## [Exercise]
Output the material exactly, but drop every image it holds.

## [Source records]
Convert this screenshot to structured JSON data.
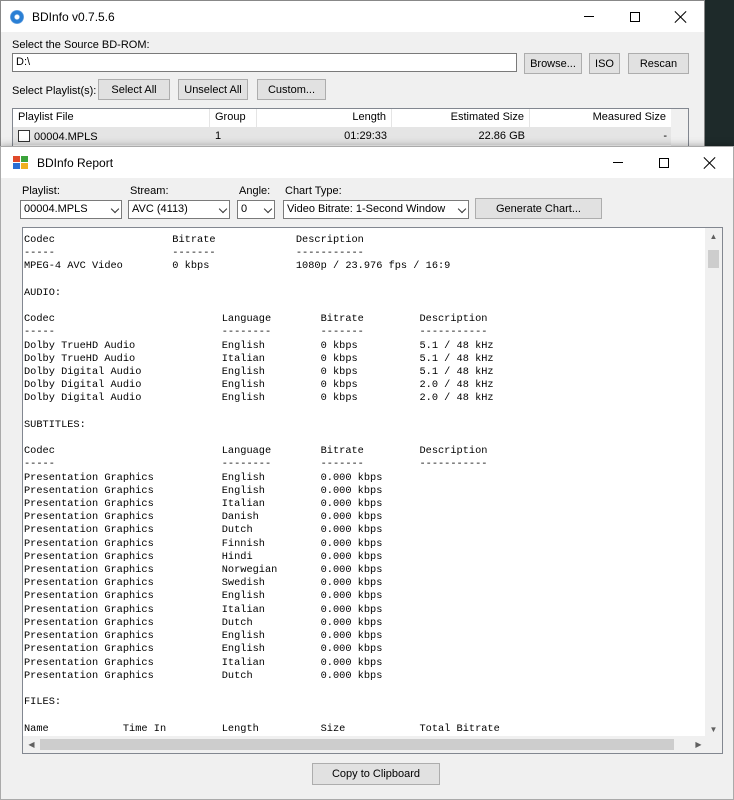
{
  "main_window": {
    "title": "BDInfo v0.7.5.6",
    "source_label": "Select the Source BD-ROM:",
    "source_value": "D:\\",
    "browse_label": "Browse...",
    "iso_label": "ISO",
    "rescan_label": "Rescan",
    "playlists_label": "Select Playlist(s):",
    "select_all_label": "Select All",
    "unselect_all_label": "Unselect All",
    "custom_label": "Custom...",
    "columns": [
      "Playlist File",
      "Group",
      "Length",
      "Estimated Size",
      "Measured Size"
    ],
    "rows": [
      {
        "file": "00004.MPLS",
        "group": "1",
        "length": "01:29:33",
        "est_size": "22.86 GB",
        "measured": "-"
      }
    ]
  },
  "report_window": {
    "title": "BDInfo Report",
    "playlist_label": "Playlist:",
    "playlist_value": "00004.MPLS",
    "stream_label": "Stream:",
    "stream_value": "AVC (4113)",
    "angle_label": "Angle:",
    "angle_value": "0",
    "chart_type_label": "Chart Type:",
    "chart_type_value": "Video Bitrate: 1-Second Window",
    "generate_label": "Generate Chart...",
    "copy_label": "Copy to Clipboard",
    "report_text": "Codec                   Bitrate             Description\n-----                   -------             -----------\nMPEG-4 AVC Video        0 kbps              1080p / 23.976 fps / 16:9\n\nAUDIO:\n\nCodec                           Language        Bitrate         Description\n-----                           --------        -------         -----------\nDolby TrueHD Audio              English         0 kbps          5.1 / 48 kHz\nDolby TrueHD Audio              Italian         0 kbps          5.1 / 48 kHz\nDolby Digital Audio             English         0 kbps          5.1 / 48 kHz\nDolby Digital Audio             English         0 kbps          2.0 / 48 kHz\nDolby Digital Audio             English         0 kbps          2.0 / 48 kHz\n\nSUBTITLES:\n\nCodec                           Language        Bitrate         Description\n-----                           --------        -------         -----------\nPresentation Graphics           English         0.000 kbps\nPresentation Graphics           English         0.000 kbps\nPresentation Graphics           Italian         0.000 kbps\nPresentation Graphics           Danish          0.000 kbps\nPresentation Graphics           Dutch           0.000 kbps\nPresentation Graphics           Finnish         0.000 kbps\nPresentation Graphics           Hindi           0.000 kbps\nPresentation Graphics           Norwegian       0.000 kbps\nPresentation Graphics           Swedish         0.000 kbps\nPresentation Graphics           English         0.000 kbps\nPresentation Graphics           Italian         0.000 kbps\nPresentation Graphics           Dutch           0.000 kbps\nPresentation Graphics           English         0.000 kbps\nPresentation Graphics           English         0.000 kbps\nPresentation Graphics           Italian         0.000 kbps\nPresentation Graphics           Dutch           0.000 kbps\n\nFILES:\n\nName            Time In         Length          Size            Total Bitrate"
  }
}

## [Answer to the task]
Convert this screenshot to structured JSON data.
{
  "main_window": {
    "title": "BDInfo v0.7.5.6",
    "source_label": "Select the Source BD-ROM:",
    "source_value": "D:\\",
    "browse_label": "Browse...",
    "iso_label": "ISO",
    "rescan_label": "Rescan",
    "playlists_label": "Select Playlist(s):",
    "select_all_label": "Select All",
    "unselect_all_label": "Unselect All",
    "custom_label": "Custom...",
    "columns": [
      "Playlist File",
      "Group",
      "Length",
      "Estimated Size",
      "Measured Size"
    ],
    "rows": [
      {
        "file": "00004.MPLS",
        "group": "1",
        "length": "01:29:33",
        "est_size": "22.86 GB",
        "measured": "-"
      }
    ]
  },
  "report_window": {
    "title": "BDInfo Report",
    "playlist_label": "Playlist:",
    "playlist_value": "00004.MPLS",
    "stream_label": "Stream:",
    "stream_value": "AVC (4113)",
    "angle_label": "Angle:",
    "angle_value": "0",
    "chart_type_label": "Chart Type:",
    "chart_type_value": "Video Bitrate: 1-Second Window",
    "generate_label": "Generate Chart...",
    "copy_label": "Copy to Clipboard",
    "report_text": "Codec                   Bitrate             Description\n-----                   -------             -----------\nMPEG-4 AVC Video        0 kbps              1080p / 23.976 fps / 16:9\n\nAUDIO:\n\nCodec                           Language        Bitrate         Description\n-----                           --------        -------         -----------\nDolby TrueHD Audio              English         0 kbps          5.1 / 48 kHz\nDolby TrueHD Audio              Italian         0 kbps          5.1 / 48 kHz\nDolby Digital Audio             English         0 kbps          5.1 / 48 kHz\nDolby Digital Audio             English         0 kbps          2.0 / 48 kHz\nDolby Digital Audio             English         0 kbps          2.0 / 48 kHz\n\nSUBTITLES:\n\nCodec                           Language        Bitrate         Description\n-----                           --------        -------         -----------\nPresentation Graphics           English         0.000 kbps\nPresentation Graphics           English         0.000 kbps\nPresentation Graphics           Italian         0.000 kbps\nPresentation Graphics           Danish          0.000 kbps\nPresentation Graphics           Dutch           0.000 kbps\nPresentation Graphics           Finnish         0.000 kbps\nPresentation Graphics           Hindi           0.000 kbps\nPresentation Graphics           Norwegian       0.000 kbps\nPresentation Graphics           Swedish         0.000 kbps\nPresentation Graphics           English         0.000 kbps\nPresentation Graphics           Italian         0.000 kbps\nPresentation Graphics           Dutch           0.000 kbps\nPresentation Graphics           English         0.000 kbps\nPresentation Graphics           English         0.000 kbps\nPresentation Graphics           Italian         0.000 kbps\nPresentation Graphics           Dutch           0.000 kbps\n\nFILES:\n\nName            Time In         Length          Size            Total Bitrate"
  }
}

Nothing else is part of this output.